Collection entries
──────────

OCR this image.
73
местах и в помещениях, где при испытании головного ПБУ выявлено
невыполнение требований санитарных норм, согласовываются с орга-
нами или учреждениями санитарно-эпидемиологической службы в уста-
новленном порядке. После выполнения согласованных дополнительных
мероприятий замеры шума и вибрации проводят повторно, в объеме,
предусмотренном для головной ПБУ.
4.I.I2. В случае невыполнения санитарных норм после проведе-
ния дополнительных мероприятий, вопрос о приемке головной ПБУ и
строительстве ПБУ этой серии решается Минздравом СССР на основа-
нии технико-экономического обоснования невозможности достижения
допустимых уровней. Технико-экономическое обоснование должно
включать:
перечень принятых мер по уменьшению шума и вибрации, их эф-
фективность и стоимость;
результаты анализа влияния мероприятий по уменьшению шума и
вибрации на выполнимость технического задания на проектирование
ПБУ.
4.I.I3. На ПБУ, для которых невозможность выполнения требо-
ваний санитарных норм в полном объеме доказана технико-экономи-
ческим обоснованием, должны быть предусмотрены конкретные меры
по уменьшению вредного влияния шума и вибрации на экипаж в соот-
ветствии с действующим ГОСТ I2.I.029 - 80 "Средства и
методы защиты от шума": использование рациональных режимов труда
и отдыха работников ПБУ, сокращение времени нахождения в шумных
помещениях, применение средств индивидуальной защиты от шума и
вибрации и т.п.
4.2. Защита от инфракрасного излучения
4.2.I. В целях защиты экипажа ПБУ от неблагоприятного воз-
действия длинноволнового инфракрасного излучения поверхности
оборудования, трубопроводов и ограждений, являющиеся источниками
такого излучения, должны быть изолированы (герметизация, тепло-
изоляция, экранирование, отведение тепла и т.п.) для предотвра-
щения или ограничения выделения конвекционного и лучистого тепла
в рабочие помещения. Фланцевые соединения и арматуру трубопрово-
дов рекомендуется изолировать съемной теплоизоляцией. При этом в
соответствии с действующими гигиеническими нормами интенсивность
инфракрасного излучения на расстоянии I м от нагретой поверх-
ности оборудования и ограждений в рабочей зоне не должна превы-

──────────

Repeat the listing exactly, from its first line to its last.

OCR this image.
73
местах и в помещениях, где при испытании головного ПБУ выявлено
невыполнение требований санитарных норм, согласовываются с орга-
нами или учреждениями санитарно-эпидемиологической службы в уста-
новленном порядке. После выполнения согласованных дополнительных
мероприятий замеры шума и вибрации проводят повторно, в объеме,
предусмотренном для головной ПБУ.
4.I.I2. В случае невыполнения санитарных норм после проведе-
ния дополнительных мероприятий, вопрос о приемке головной ПБУ и
строительстве ПБУ этой серии решается Минздравом СССР на основа-
нии технико-экономического обоснования невозможности достижения
допустимых уровней. Технико-экономическое обоснование должно
включать:
перечень принятых мер по уменьшению шума и вибрации, их эф-
фективность и стоимость;
результаты анализа влияния мероприятий по уменьшению шума и
вибрации на выполнимость технического задания на проектирование
ПБУ.
4.I.I3. На ПБУ, для которых невозможность выполнения требо-
ваний санитарных норм в полном объеме доказана технико-экономи-
ческим обоснованием, должны быть предусмотрены конкретные меры
по уменьшению вредного влияния шума и вибрации на экипаж в соот-
ветствии с действующим ГОСТ I2.I.029 - 80 "Средства и
методы защиты от шума": использование рациональных режимов труда
и отдыха работников ПБУ, сокращение времени нахождения в шумных
помещениях, применение средств индивидуальной защиты от шума и
вибрации и т.п.
4.2. Защита от инфракрасного излучения
4.2.I. В целях защиты экипажа ПБУ от неблагоприятного воз-
действия длинноволнового инфракрасного излучения поверхности
оборудования, трубопроводов и ограждений, являющиеся источниками
такого излучения, должны быть изолированы (герметизация, тепло-
изоляция, экранирование, отведение тепла и т.п.) для предотвра-
щения или ограничения выделения конвекционного и лучистого тепла
в рабочие помещения. Фланцевые соединения и арматуру трубопрово-
дов рекомендуется изолировать съемной теплоизоляцией. При этом в
соответствии с действующими гигиеническими нормами интенсивность
инфракрасного излучения на расстоянии I м от нагретой поверх-
ности оборудования и ограждений в рабочей зоне не должна превы-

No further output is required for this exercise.